------ Extracted records

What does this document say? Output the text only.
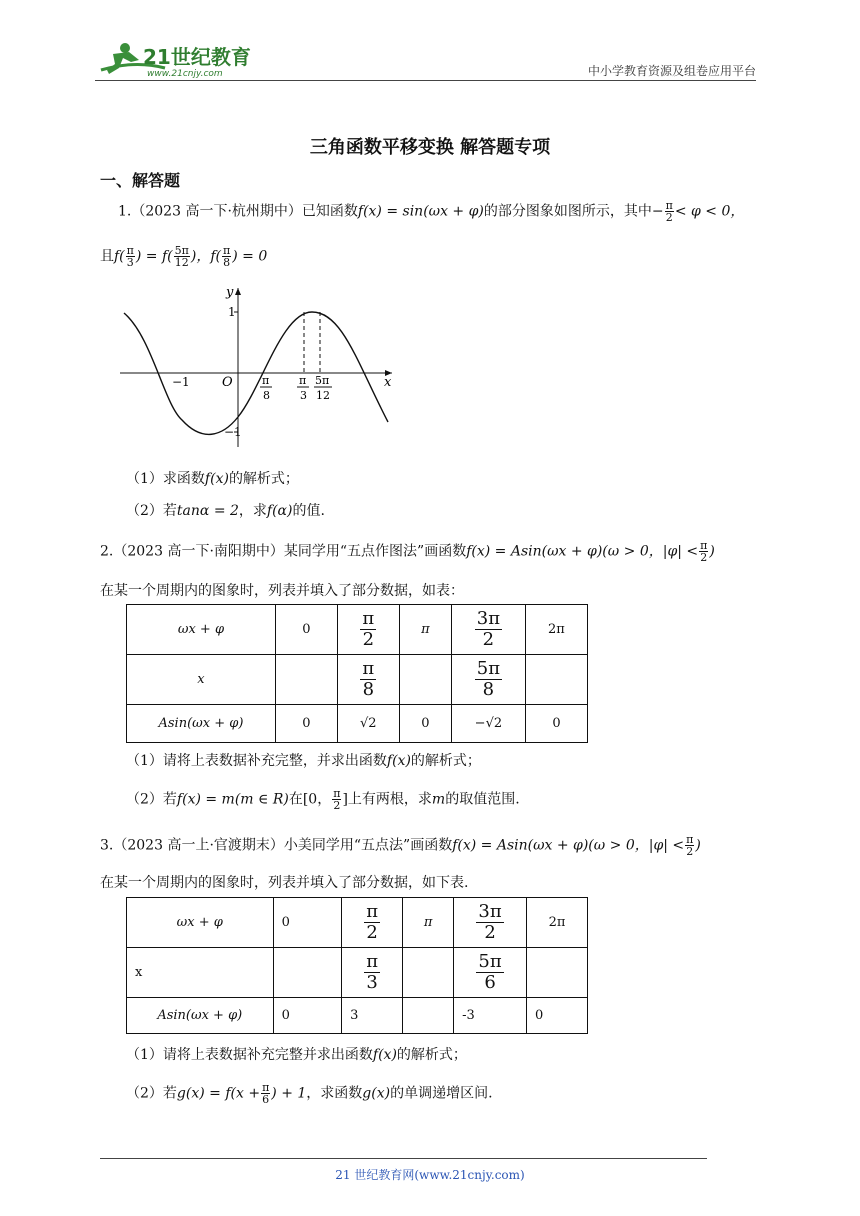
21世纪教育
www.21cnjy.com	中小学教育资源及组卷应用平台
三角函数平移变换 解答题专项
一、解答题
1.（2023 高一下·杭州期中）已知函数f(x) = sin(ωx + φ)的部分图象如图所示，其中− $\frac{\pi}{2} < \varphi < 0$，
且$f( \frac{\pi}{3}$ ) = $f( \frac{5\pi}{12}$ )，$f( \frac{\pi}{8}$ ) = 0
y
x
O
1
−1
−1	π
8
π
3
5π
12
（1）求函数f(x)的解析式；
（2）若tanα = 2，求f(α)的值.
2.（2023 高一下·南阳期中）某同学用“五点作图法”画函数f(x) = Asin(ωx + φ)(ω > 0，$|\varphi| < \frac{\pi}{2}$ )
在某一个周期内的图象时，列表并填入了部分数据，如表：
ωx + φ	0	$\frac{\pi}{2}$	π	$\frac{3\pi}{2}$	2π
x		$\frac{\pi}{8}$		$\frac{5\pi}{8}$

Asin(ωx + φ)	0	√2	0	−√2	0
（1）请将上表数据补充完整，并求出函数f(x)的解析式；
（2）若f(x) = m(m ∈ R)在[0， $\frac{\pi}{2}$ ]上有两根，求m的取值范围.
3.（2023 高一上·官渡期末）小美同学用“五点法”画函数f(x) = Asin(ωx + φ)(ω > 0，$|\varphi| < \frac{\pi}{2}$ )
在某一个周期内的图象时，列表并填入了部分数据，如下表.
ωx + φ	0	$\frac{\pi}{2}$	π	$\frac{3\pi}{2}$	2π
x		$\frac{\pi}{3}$		$\frac{5\pi}{6}$

Asin(ωx + φ)	0	3		-3	0
（1）请将上表数据补充完整并求出函数f(x)的解析式；
（2）若$g(x) = f(x + \frac{\pi}{6}$ ) + 1，求函数g(x)的单调递增区间.
21 世纪教育网(www.21cnjy.com)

------------

_Required work:_ Print every entry above again without changing a word, and omit the pictures.

_Result of this exercise:_
What does this document say? Output the text only.
21世纪教育
www.21cnjy.com	中小学教育资源及组卷应用平台
三角函数平移变换 解答题专项
一、解答题
1.（2023 高一下·杭州期中）已知函数f(x) = sin(ωx + φ)的部分图象如图所示，其中− $\frac{\pi}{2} < \varphi < 0$，
且$f( \frac{\pi}{3}$ ) = $f( \frac{5\pi}{12}$ )，$f( \frac{\pi}{8}$ ) = 0
y
x
O
1
−1
−1	π
8
π
3
5π
12
（1）求函数f(x)的解析式；
（2）若tanα = 2，求f(α)的值.
2.（2023 高一下·南阳期中）某同学用“五点作图法”画函数f(x) = Asin(ωx + φ)(ω > 0，$|\varphi| < \frac{\pi}{2}$ )
在某一个周期内的图象时，列表并填入了部分数据，如表：
ωx + φ	0	$\frac{\pi}{2}$	π	$\frac{3\pi}{2}$	2π
x		$\frac{\pi}{8}$		$\frac{5\pi}{8}$

Asin(ωx + φ)	0	√2	0	−√2	0
（1）请将上表数据补充完整，并求出函数f(x)的解析式；
（2）若f(x) = m(m ∈ R)在[0， $\frac{\pi}{2}$ ]上有两根，求m的取值范围.
3.（2023 高一上·官渡期末）小美同学用“五点法”画函数f(x) = Asin(ωx + φ)(ω > 0，$|\varphi| < \frac{\pi}{2}$ )
在某一个周期内的图象时，列表并填入了部分数据，如下表.
ωx + φ	0	$\frac{\pi}{2}$	π	$\frac{3\pi}{2}$	2π
x		$\frac{\pi}{3}$		$\frac{5\pi}{6}$

Asin(ωx + φ)	0	3		-3	0
（1）请将上表数据补充完整并求出函数f(x)的解析式；
（2）若$g(x) = f(x + \frac{\pi}{6}$ ) + 1，求函数g(x)的单调递增区间.
21 世纪教育网(www.21cnjy.com)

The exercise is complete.